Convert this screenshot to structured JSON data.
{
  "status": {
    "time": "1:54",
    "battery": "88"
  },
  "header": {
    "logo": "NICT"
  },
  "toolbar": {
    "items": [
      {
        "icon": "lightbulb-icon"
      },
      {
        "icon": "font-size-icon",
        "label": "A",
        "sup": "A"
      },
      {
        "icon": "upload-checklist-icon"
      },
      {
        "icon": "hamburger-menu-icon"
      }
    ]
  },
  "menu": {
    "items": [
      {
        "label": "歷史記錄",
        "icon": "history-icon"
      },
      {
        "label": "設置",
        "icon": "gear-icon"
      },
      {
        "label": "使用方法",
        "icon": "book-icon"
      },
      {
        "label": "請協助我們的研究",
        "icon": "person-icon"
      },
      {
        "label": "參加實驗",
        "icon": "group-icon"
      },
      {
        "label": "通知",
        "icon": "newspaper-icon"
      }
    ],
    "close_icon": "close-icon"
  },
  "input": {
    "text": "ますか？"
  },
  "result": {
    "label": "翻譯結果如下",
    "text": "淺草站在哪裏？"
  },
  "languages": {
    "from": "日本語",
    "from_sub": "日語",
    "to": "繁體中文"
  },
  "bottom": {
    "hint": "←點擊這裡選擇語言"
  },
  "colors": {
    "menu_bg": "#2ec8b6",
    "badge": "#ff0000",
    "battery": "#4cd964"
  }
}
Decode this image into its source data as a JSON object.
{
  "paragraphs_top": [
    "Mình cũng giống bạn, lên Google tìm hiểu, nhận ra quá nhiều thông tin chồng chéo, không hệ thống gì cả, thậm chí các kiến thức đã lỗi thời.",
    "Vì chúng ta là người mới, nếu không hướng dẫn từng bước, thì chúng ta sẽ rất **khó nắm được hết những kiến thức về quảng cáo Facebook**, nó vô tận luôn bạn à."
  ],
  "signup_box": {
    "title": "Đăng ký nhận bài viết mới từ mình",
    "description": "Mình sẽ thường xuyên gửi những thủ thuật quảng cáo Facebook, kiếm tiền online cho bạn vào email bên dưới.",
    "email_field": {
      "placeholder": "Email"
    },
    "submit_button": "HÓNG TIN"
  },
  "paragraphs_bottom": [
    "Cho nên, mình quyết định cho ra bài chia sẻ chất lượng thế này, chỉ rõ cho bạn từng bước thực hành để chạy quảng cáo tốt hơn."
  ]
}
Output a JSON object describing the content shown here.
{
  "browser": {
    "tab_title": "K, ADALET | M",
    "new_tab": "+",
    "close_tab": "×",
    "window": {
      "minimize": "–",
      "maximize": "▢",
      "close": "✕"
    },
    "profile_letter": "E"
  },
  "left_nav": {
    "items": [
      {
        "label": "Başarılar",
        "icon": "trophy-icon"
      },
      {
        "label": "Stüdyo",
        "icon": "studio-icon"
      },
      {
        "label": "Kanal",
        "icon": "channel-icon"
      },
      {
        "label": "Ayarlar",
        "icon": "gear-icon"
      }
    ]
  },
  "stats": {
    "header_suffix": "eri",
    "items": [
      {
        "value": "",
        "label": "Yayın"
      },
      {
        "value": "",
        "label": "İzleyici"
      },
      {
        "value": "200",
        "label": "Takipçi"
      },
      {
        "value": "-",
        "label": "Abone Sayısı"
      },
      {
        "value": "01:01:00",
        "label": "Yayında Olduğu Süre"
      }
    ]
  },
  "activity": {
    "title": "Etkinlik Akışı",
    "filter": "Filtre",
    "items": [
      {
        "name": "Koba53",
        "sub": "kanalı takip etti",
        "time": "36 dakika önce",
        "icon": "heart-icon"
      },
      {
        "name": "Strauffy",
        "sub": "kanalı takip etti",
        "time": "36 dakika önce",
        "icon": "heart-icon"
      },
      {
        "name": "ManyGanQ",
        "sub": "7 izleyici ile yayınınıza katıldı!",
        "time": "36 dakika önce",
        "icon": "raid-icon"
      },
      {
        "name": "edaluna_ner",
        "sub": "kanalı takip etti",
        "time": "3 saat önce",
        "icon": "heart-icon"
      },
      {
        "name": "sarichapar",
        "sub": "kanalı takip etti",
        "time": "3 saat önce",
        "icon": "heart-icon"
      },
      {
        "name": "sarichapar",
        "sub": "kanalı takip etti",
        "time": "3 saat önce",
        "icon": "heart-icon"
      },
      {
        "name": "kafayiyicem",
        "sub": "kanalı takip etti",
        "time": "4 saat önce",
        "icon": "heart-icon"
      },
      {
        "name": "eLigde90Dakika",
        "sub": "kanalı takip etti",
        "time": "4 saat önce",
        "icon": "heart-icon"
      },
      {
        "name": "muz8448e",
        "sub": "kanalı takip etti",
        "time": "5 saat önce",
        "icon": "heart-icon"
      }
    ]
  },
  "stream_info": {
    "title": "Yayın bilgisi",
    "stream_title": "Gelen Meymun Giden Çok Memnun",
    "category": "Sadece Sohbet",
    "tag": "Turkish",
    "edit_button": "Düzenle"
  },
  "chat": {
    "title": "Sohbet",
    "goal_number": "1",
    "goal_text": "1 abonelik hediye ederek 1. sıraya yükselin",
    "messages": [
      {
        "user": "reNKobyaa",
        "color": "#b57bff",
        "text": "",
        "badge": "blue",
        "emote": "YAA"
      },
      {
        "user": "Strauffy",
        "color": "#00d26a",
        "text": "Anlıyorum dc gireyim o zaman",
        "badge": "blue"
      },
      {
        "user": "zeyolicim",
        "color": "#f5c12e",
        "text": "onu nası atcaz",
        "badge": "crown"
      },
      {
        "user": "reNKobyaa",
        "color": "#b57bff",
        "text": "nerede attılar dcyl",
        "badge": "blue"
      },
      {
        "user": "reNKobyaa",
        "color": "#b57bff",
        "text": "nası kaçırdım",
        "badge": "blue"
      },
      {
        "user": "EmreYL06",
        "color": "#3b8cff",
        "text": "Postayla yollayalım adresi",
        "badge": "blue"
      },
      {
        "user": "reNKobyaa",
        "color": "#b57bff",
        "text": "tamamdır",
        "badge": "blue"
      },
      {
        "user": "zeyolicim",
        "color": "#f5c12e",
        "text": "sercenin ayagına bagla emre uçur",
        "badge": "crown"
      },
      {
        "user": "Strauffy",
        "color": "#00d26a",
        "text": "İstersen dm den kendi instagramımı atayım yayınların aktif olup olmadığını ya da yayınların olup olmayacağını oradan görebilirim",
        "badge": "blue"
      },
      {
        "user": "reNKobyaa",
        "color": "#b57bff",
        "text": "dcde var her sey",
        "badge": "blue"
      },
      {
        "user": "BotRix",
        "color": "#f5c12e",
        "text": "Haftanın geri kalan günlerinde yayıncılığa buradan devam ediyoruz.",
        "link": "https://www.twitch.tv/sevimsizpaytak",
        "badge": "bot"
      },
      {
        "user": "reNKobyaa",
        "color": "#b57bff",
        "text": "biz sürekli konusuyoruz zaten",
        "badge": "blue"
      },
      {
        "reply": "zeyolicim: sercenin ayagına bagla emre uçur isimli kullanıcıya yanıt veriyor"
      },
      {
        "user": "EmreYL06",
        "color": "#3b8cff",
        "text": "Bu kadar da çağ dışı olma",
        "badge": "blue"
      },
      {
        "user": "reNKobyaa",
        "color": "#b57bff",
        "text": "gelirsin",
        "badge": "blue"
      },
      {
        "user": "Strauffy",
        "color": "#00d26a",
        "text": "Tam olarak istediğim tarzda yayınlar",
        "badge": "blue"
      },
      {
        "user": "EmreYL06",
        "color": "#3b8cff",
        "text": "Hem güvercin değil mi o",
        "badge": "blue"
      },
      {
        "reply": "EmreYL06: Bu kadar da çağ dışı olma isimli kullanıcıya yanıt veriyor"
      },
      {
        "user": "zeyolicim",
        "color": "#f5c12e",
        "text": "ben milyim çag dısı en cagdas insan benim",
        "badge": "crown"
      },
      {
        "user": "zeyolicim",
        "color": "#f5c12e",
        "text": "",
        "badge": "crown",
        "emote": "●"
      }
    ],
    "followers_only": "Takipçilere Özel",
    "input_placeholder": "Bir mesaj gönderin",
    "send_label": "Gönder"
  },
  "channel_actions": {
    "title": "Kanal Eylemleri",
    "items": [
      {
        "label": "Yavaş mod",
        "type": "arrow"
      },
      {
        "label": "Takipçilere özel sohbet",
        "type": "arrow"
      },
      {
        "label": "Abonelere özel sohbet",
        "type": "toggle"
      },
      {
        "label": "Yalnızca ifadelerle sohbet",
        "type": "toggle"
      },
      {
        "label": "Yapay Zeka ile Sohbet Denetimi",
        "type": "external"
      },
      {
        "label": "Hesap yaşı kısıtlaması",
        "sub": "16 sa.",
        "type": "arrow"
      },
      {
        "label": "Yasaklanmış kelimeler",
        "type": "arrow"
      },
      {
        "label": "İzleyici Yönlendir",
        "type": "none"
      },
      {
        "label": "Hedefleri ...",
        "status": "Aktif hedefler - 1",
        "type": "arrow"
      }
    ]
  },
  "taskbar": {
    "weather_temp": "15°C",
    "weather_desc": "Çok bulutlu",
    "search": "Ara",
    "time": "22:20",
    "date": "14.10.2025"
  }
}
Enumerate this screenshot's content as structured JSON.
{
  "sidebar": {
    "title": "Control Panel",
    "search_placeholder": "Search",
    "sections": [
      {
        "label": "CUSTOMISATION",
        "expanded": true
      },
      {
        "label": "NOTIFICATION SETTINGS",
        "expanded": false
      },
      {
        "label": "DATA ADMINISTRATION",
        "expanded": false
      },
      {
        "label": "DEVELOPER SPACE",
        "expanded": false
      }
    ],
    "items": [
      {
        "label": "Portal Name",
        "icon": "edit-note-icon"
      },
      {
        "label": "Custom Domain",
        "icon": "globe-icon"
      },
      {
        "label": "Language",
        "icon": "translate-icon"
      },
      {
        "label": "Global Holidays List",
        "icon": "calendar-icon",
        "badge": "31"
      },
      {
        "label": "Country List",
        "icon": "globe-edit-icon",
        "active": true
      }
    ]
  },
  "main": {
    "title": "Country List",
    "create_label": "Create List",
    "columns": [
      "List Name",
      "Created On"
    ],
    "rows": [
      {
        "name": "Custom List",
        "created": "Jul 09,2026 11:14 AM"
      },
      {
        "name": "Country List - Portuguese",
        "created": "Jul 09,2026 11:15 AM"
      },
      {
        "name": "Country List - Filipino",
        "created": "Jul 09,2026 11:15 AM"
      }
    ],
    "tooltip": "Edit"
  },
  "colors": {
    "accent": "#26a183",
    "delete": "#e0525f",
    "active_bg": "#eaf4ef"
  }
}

···

WHAT YOU WILL DO. Count up the lines in the listing that hold the word "veriyor", and give that number only.

PROBLEM SOLUTION. 2